ITEMS:
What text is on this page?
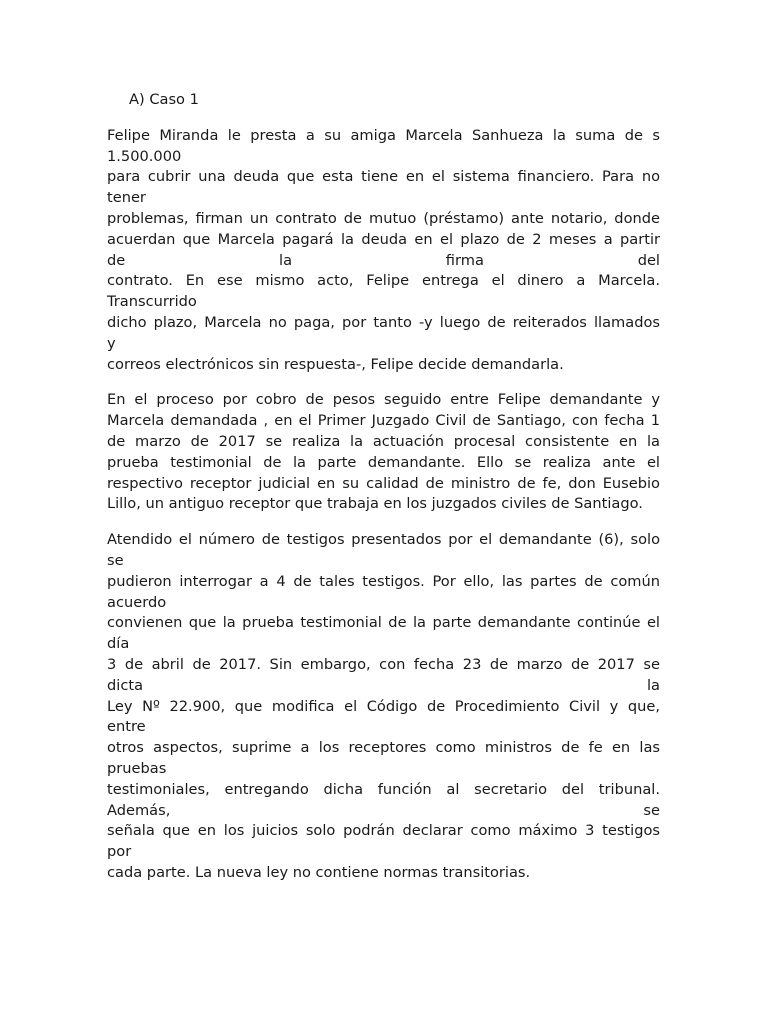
A) Caso 1
Felipe Miranda le presta a su amiga Marcela Sanhueza la suma de s
1.500.000
para cubrir una deuda que esta tiene en el sistema financiero. Para no
tener
problemas, firman un contrato de mutuo (préstamo) ante notario, donde
acuerdan que Marcela pagará la deuda en el plazo de 2 meses a partir
de la firma del
contrato. En ese mismo acto, Felipe entrega el dinero a Marcela.
Transcurrido
dicho plazo, Marcela no paga, por tanto -y luego de reiterados llamados
y
correos electrónicos sin respuesta-, Felipe decide demandarla.
En el proceso por cobro de pesos seguido entre Felipe demandante y
Marcela demandada , en el Primer Juzgado Civil de Santiago, con fecha 1
de marzo de 2017 se realiza la actuación procesal consistente en la
prueba testimonial de la parte demandante. Ello se realiza ante el
respectivo receptor judicial en su calidad de ministro de fe, don Eusebio
Lillo, un antiguo receptor que trabaja en los juzgados civiles de Santiago.
Atendido el número de testigos presentados por el demandante (6), solo
se
pudieron interrogar a 4 de tales testigos. Por ello, las partes de común
acuerdo
convienen que la prueba testimonial de la parte demandante continúe el
día
3 de abril de 2017. Sin embargo, con fecha 23 de marzo de 2017 se
dicta la
Ley Nº 22.900, que modifica el Código de Procedimiento Civil y que,
entre
otros aspectos, suprime a los receptores como ministros de fe en las
pruebas
testimoniales, entregando dicha función al secretario del tribunal.
Además, se
señala que en los juicios solo podrán declarar como máximo 3 testigos
por
cada parte. La nueva ley no contiene normas transitorias.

WHAT YOU WILL DO: Repeat all of the entries word for word, but omit the pictures.

ANSWER TO THE EXERCISE:
What text is on this page?
A) Caso 1
Felipe Miranda le presta a su amiga Marcela Sanhueza la suma de s
1.500.000
para cubrir una deuda que esta tiene en el sistema financiero. Para no
tener
problemas, firman un contrato de mutuo (préstamo) ante notario, donde
acuerdan que Marcela pagará la deuda en el plazo de 2 meses a partir
de la firma del
contrato. En ese mismo acto, Felipe entrega el dinero a Marcela.
Transcurrido
dicho plazo, Marcela no paga, por tanto -y luego de reiterados llamados
y
correos electrónicos sin respuesta-, Felipe decide demandarla.
En el proceso por cobro de pesos seguido entre Felipe demandante y
Marcela demandada , en el Primer Juzgado Civil de Santiago, con fecha 1
de marzo de 2017 se realiza la actuación procesal consistente en la
prueba testimonial de la parte demandante. Ello se realiza ante el
respectivo receptor judicial en su calidad de ministro de fe, don Eusebio
Lillo, un antiguo receptor que trabaja en los juzgados civiles de Santiago.
Atendido el número de testigos presentados por el demandante (6), solo
se
pudieron interrogar a 4 de tales testigos. Por ello, las partes de común
acuerdo
convienen que la prueba testimonial de la parte demandante continúe el
día
3 de abril de 2017. Sin embargo, con fecha 23 de marzo de 2017 se
dicta la
Ley Nº 22.900, que modifica el Código de Procedimiento Civil y que,
entre
otros aspectos, suprime a los receptores como ministros de fe en las
pruebas
testimoniales, entregando dicha función al secretario del tribunal.
Además, se
señala que en los juicios solo podrán declarar como máximo 3 testigos
por
cada parte. La nueva ley no contiene normas transitorias.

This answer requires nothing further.